-- BEGIN Data excerpts --

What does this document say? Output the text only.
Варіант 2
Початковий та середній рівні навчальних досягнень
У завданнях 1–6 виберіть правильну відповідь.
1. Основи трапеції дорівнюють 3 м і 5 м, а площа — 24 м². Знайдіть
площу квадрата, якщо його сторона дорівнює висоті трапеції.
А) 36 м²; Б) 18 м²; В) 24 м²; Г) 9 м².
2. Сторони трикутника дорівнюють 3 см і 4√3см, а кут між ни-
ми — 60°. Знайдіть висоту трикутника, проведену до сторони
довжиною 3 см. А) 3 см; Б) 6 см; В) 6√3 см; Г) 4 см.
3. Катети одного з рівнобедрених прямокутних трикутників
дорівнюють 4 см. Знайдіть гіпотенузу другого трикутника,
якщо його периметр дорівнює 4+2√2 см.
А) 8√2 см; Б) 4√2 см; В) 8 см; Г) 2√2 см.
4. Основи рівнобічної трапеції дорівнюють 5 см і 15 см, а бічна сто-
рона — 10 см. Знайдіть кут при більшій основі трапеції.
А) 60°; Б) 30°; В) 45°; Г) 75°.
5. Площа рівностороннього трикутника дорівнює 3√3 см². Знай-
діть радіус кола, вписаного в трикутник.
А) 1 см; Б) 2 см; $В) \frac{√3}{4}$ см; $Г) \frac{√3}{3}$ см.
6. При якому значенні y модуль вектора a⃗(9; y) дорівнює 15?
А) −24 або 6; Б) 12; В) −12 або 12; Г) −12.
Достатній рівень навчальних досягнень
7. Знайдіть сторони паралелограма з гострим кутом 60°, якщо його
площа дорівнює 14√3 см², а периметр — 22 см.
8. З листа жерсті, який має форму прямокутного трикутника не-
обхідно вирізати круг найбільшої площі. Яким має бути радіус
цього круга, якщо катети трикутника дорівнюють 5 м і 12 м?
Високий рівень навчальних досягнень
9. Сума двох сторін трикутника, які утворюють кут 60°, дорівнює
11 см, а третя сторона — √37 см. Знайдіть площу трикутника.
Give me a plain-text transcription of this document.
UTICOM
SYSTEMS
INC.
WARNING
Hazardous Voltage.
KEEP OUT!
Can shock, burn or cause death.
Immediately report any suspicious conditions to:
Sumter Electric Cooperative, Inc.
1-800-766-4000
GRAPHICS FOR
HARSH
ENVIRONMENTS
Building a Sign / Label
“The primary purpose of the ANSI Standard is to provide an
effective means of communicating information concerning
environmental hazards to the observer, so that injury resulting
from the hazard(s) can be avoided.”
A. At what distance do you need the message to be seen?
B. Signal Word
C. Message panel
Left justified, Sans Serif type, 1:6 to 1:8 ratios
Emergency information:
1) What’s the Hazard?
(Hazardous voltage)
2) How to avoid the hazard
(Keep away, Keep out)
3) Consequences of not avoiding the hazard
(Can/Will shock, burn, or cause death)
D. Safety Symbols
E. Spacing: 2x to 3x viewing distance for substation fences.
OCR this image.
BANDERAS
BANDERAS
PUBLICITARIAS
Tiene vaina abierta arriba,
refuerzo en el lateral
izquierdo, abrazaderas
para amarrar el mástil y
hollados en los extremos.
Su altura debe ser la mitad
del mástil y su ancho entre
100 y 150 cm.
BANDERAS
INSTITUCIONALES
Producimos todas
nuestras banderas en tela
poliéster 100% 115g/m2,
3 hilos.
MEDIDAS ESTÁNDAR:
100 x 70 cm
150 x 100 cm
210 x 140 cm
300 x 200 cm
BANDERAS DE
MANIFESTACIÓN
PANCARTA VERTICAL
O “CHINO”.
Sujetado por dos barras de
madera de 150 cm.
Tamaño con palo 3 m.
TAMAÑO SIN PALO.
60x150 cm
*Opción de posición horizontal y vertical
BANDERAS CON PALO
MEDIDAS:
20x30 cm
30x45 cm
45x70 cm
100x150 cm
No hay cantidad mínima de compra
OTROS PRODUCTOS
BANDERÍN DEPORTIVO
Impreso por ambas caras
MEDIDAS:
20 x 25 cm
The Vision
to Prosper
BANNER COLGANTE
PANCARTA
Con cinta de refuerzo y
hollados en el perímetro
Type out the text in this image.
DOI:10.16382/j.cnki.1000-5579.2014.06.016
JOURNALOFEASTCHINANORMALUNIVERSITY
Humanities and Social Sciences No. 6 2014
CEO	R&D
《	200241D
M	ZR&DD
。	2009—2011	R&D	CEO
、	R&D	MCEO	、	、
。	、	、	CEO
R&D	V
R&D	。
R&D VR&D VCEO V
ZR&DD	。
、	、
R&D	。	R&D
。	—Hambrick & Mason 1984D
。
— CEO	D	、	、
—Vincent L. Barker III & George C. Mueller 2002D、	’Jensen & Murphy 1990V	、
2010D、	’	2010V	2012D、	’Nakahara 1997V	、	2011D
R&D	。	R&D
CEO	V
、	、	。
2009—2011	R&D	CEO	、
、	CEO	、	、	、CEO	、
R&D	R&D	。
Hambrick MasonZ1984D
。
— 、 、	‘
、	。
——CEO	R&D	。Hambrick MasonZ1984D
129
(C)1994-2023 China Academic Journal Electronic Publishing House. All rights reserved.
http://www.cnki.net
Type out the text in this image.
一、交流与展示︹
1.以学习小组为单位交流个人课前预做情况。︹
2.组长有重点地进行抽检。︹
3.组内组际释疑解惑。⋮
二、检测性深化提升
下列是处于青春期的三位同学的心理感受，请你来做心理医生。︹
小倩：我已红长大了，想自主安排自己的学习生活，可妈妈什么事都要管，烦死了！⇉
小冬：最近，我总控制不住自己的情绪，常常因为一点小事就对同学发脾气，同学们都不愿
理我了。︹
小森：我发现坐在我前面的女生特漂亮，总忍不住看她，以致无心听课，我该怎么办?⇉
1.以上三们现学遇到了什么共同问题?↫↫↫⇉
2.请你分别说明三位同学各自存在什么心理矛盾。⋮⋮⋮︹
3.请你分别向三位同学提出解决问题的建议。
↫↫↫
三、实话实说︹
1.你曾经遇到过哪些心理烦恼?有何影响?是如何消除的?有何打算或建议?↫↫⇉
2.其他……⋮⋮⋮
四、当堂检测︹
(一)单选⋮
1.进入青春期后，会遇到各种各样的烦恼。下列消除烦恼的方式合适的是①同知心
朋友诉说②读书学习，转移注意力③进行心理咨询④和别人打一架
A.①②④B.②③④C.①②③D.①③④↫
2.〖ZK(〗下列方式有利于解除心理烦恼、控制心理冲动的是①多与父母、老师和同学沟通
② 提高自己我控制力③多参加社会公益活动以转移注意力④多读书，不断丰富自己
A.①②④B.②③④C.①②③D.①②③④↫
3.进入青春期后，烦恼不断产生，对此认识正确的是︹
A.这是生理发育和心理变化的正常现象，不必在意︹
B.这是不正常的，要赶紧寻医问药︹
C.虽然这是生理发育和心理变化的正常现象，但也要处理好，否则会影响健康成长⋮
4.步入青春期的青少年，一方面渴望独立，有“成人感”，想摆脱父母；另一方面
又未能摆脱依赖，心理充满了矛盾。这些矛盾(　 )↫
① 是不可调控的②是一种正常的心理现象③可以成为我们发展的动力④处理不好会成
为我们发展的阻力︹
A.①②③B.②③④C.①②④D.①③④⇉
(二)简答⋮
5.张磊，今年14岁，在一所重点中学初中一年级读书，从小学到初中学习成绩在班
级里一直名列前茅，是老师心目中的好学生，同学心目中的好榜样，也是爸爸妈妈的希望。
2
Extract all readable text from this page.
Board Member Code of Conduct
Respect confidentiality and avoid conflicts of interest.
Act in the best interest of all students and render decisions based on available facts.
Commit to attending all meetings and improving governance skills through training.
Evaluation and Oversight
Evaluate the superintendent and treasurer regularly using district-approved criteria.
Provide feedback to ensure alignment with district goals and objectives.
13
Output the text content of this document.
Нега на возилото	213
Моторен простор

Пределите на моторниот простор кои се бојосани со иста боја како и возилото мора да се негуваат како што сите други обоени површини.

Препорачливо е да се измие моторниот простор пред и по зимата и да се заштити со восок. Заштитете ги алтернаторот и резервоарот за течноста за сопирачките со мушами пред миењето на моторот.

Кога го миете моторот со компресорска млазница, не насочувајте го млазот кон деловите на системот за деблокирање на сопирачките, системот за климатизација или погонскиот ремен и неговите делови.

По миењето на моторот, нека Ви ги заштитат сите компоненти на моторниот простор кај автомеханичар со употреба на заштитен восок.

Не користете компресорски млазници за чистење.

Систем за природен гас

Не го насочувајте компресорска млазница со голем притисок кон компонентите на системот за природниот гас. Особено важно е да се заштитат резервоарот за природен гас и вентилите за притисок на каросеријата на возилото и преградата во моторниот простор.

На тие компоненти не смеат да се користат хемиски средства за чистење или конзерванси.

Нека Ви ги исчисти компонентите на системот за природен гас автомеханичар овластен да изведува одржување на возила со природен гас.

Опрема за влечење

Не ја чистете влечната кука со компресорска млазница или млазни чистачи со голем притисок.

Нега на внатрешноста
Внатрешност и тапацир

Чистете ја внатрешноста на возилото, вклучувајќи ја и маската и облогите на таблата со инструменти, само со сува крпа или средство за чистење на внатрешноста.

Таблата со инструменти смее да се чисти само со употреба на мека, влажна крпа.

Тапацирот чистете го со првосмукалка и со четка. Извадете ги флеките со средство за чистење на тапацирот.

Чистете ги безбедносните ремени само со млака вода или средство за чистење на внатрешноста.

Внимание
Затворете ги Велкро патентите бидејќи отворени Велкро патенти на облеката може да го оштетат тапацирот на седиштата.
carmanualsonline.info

-- END Data excerpts --

* **Exercise**: Look through the entries and return every line where "distance" appears.

* **Answer to the task**:
A. At what distance do you need the message to be seen?
E. Spacing: 2x to 3x viewing distance for substation fences.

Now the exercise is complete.